◆ What the task asks
Repeat the lines that follow, leaving nothing out.

[Chart and figure data]
────
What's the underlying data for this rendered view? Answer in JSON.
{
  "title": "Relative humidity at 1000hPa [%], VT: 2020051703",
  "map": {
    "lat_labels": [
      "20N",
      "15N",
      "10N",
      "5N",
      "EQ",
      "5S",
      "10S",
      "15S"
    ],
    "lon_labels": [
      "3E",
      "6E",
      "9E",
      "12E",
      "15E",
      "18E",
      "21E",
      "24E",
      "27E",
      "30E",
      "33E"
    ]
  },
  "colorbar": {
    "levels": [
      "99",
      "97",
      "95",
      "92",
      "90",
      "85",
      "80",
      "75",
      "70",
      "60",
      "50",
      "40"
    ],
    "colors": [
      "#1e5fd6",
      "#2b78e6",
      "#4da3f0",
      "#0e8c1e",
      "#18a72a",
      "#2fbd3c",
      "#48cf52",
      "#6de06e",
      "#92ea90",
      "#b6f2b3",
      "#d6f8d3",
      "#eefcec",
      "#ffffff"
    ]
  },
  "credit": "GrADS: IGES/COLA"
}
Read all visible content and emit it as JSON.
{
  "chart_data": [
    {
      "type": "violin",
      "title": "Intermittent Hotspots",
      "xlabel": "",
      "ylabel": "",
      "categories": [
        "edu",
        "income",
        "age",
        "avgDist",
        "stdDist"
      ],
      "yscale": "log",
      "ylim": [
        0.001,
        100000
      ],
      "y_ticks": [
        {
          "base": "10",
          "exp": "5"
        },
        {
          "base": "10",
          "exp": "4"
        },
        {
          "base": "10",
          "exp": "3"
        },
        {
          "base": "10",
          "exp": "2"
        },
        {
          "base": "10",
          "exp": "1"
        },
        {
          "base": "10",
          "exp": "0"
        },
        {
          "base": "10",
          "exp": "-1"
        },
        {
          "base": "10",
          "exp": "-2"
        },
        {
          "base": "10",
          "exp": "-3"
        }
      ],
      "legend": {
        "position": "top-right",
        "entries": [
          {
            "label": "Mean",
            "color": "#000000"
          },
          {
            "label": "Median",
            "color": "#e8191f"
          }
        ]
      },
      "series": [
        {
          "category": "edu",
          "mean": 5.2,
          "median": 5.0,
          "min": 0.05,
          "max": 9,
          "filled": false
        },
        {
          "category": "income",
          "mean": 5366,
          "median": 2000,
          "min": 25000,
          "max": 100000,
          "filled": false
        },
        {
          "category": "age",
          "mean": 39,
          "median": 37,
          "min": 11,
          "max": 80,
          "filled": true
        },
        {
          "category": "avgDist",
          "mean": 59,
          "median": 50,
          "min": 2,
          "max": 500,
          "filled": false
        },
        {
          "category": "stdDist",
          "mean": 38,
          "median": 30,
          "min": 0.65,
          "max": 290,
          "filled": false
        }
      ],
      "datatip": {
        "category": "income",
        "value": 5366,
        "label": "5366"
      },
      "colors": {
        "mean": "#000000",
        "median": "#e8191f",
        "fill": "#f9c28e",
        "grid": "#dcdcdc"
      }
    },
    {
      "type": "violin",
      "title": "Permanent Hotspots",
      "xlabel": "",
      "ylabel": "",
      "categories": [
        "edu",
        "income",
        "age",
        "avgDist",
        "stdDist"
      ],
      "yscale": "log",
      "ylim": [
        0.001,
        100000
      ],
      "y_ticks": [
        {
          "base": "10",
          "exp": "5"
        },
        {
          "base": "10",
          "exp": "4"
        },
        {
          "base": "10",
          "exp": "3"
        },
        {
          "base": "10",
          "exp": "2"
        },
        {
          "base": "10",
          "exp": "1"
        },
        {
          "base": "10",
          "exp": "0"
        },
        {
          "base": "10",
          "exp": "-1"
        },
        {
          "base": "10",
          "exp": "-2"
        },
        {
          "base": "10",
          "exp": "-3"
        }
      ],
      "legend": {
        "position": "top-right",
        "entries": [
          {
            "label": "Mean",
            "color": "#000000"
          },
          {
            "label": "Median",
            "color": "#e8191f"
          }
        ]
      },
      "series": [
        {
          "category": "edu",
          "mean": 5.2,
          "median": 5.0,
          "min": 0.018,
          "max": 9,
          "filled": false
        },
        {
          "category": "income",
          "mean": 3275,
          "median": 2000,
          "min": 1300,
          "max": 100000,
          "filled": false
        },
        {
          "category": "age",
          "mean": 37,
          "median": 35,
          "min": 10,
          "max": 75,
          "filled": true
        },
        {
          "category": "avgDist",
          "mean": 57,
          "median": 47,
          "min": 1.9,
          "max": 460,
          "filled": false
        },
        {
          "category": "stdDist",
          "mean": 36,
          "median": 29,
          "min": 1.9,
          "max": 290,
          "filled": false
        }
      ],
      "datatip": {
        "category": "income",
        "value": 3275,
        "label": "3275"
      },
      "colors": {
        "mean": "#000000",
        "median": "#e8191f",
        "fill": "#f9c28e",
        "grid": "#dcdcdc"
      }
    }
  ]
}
────
◆ Response
What's the underlying data for this rendered view? Answer in JSON.
{
  "title": "Relative humidity at 1000hPa [%], VT: 2020051703",
  "map": {
    "lat_labels": [
      "20N",
      "15N",
      "10N",
      "5N",
      "EQ",
      "5S",
      "10S",
      "15S"
    ],
    "lon_labels": [
      "3E",
      "6E",
      "9E",
      "12E",
      "15E",
      "18E",
      "21E",
      "24E",
      "27E",
      "30E",
      "33E"
    ]
  },
  "colorbar": {
    "levels": [
      "99",
      "97",
      "95",
      "92",
      "90",
      "85",
      "80",
      "75",
      "70",
      "60",
      "50",
      "40"
    ],
    "colors": [
      "#1e5fd6",
      "#2b78e6",
      "#4da3f0",
      "#0e8c1e",
      "#18a72a",
      "#2fbd3c",
      "#48cf52",
      "#6de06e",
      "#92ea90",
      "#b6f2b3",
      "#d6f8d3",
      "#eefcec",
      "#ffffff"
    ]
  },
  "credit": "GrADS: IGES/COLA"
}
Read all visible content and emit it as JSON.
{
  "chart_data": [
    {
      "type": "violin",
      "title": "Intermittent Hotspots",
      "xlabel": "",
      "ylabel": "",
      "categories": [
        "edu",
        "income",
        "age",
        "avgDist",
        "stdDist"
      ],
      "yscale": "log",
      "ylim": [
        0.001,
        100000
      ],
      "y_ticks": [
        {
          "base": "10",
          "exp": "5"
        },
        {
          "base": "10",
          "exp": "4"
        },
        {
          "base": "10",
          "exp": "3"
        },
        {
          "base": "10",
          "exp": "2"
        },
        {
          "base": "10",
          "exp": "1"
        },
        {
          "base": "10",
          "exp": "0"
        },
        {
          "base": "10",
          "exp": "-1"
        },
        {
          "base": "10",
          "exp": "-2"
        },
        {
          "base": "10",
          "exp": "-3"
        }
      ],
      "legend": {
        "position": "top-right",
        "entries": [
          {
            "label": "Mean",
            "color": "#000000"
          },
          {
            "label": "Median",
            "color": "#e8191f"
          }
        ]
      },
      "series": [
        {
          "category": "edu",
          "mean": 5.2,
          "median": 5.0,
          "min": 0.05,
          "max": 9,
          "filled": false
        },
        {
          "category": "income",
          "mean": 5366,
          "median": 2000,
          "min": 25000,
          "max": 100000,
          "filled": false
        },
        {
          "category": "age",
          "mean": 39,
          "median": 37,
          "min": 11,
          "max": 80,
          "filled": true
        },
        {
          "category": "avgDist",
          "mean": 59,
          "median": 50,
          "min": 2,
          "max": 500,
          "filled": false
        },
        {
          "category": "stdDist",
          "mean": 38,
          "median": 30,
          "min": 0.65,
          "max": 290,
          "filled": false
        }
      ],
      "datatip": {
        "category": "income",
        "value": 5366,
        "label": "5366"
      },
      "colors": {
        "mean": "#000000",
        "median": "#e8191f",
        "fill": "#f9c28e",
        "grid": "#dcdcdc"
      }
    },
    {
      "type": "violin",
      "title": "Permanent Hotspots",
      "xlabel": "",
      "ylabel": "",
      "categories": [
        "edu",
        "income",
        "age",
        "avgDist",
        "stdDist"
      ],
      "yscale": "log",
      "ylim": [
        0.001,
        100000
      ],
      "y_ticks": [
        {
          "base": "10",
          "exp": "5"
        },
        {
          "base": "10",
          "exp": "4"
        },
        {
          "base": "10",
          "exp": "3"
        },
        {
          "base": "10",
          "exp": "2"
        },
        {
          "base": "10",
          "exp": "1"
        },
        {
          "base": "10",
          "exp": "0"
        },
        {
          "base": "10",
          "exp": "-1"
        },
        {
          "base": "10",
          "exp": "-2"
        },
        {
          "base": "10",
          "exp": "-3"
        }
      ],
      "legend": {
        "position": "top-right",
        "entries": [
          {
            "label": "Mean",
            "color": "#000000"
          },
          {
            "label": "Median",
            "color": "#e8191f"
          }
        ]
      },
      "series": [
        {
          "category": "edu",
          "mean": 5.2,
          "median": 5.0,
          "min": 0.018,
          "max": 9,
          "filled": false
        },
        {
          "category": "income",
          "mean": 3275,
          "median": 2000,
          "min": 1300,
          "max": 100000,
          "filled": false
        },
        {
          "category": "age",
          "mean": 37,
          "median": 35,
          "min": 10,
          "max": 75,
          "filled": true
        },
        {
          "category": "avgDist",
          "mean": 57,
          "median": 47,
          "min": 1.9,
          "max": 460,
          "filled": false
        },
        {
          "category": "stdDist",
          "mean": 36,
          "median": 29,
          "min": 1.9,
          "max": 290,
          "filled": false
        }
      ],
      "datatip": {
        "category": "income",
        "value": 3275,
        "label": "3275"
      },
      "colors": {
        "mean": "#000000",
        "median": "#e8191f",
        "fill": "#f9c28e",
        "grid": "#dcdcdc"
      }
    }
  ]
}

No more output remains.